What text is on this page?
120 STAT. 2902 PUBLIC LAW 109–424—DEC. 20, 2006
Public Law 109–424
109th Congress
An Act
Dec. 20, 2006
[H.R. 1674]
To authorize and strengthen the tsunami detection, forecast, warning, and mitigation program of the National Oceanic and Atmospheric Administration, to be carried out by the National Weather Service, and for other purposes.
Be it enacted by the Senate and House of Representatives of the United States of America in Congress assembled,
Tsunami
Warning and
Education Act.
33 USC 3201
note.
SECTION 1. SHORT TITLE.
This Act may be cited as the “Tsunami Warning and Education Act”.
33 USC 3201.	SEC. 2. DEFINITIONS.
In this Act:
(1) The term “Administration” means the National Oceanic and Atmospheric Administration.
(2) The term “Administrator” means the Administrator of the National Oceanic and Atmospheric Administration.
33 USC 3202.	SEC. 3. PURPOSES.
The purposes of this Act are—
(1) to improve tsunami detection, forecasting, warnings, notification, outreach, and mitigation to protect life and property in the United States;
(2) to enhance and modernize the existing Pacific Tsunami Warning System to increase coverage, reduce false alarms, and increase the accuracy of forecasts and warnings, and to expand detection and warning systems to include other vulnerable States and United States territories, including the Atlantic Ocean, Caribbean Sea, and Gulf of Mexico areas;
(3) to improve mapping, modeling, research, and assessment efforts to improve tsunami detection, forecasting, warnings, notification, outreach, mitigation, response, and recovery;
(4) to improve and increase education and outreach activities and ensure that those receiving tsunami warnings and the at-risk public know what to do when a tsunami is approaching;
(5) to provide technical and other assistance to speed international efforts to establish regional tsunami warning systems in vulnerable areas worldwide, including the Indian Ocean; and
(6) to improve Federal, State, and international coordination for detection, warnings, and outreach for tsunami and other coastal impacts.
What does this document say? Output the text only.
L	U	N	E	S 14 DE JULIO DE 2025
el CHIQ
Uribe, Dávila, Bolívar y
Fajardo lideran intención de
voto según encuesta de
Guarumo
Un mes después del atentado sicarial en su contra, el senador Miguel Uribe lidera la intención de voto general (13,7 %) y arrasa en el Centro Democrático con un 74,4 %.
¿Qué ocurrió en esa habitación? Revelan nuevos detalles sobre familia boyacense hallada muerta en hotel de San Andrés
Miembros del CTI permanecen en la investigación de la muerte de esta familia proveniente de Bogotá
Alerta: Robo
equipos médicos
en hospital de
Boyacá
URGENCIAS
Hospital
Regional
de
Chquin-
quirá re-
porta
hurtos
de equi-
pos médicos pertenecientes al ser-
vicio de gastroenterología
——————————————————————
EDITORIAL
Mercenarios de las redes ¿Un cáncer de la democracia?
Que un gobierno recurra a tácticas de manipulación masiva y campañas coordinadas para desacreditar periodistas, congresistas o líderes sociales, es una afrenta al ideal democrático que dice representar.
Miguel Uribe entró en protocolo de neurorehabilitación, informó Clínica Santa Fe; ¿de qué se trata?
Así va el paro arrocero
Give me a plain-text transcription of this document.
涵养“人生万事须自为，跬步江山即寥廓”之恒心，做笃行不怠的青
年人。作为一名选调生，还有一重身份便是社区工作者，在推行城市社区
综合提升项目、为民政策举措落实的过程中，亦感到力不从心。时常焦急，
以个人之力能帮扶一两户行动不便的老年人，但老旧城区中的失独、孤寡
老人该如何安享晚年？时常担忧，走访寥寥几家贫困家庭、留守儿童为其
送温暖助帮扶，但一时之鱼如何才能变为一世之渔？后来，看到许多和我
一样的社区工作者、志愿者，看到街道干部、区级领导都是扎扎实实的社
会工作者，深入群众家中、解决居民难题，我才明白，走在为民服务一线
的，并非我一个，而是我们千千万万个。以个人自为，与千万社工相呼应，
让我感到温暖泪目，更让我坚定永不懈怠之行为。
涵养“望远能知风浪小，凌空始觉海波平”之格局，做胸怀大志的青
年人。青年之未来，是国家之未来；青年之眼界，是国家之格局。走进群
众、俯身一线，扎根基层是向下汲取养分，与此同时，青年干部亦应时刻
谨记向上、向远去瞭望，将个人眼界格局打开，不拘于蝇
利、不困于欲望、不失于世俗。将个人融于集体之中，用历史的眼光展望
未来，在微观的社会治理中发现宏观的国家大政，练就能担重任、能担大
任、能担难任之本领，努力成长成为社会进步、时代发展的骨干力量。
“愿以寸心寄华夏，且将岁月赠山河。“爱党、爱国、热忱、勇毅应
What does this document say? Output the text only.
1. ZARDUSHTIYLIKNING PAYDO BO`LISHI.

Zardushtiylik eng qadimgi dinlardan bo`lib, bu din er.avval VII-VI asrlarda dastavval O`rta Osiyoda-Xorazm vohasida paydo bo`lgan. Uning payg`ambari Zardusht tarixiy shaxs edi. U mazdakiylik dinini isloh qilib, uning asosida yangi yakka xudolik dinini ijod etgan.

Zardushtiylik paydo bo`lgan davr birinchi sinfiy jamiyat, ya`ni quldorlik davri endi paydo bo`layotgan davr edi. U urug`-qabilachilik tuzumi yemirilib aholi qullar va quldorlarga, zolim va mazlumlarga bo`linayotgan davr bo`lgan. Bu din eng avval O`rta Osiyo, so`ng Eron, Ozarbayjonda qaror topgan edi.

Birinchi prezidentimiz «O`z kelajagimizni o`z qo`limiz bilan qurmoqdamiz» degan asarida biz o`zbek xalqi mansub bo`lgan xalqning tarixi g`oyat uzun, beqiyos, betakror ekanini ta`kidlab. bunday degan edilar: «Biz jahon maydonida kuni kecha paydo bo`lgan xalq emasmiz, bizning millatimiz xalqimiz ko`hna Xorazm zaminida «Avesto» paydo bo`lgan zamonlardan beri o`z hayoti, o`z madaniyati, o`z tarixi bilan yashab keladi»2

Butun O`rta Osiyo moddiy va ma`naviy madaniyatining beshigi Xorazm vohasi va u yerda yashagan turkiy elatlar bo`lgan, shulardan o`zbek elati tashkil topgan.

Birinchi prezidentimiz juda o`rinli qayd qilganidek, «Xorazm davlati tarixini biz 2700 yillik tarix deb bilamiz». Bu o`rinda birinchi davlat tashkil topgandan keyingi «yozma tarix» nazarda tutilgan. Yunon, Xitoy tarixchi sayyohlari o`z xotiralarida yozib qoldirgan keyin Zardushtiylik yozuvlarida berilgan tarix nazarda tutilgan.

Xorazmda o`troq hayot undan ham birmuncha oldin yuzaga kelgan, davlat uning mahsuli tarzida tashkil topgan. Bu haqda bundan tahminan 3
········
- [Prompt]
Report every line containing the word "forecasting" from the listing above.

- [Complete output]
(1) to improve tsunami detection, forecasting, warnings, notification, outreach, and mitigation to protect life and property in the United States;
(3) to improve mapping, modeling, research, and assessment efforts to improve tsunami detection, forecasting, warnings, notification, outreach, mitigation, response, and recovery;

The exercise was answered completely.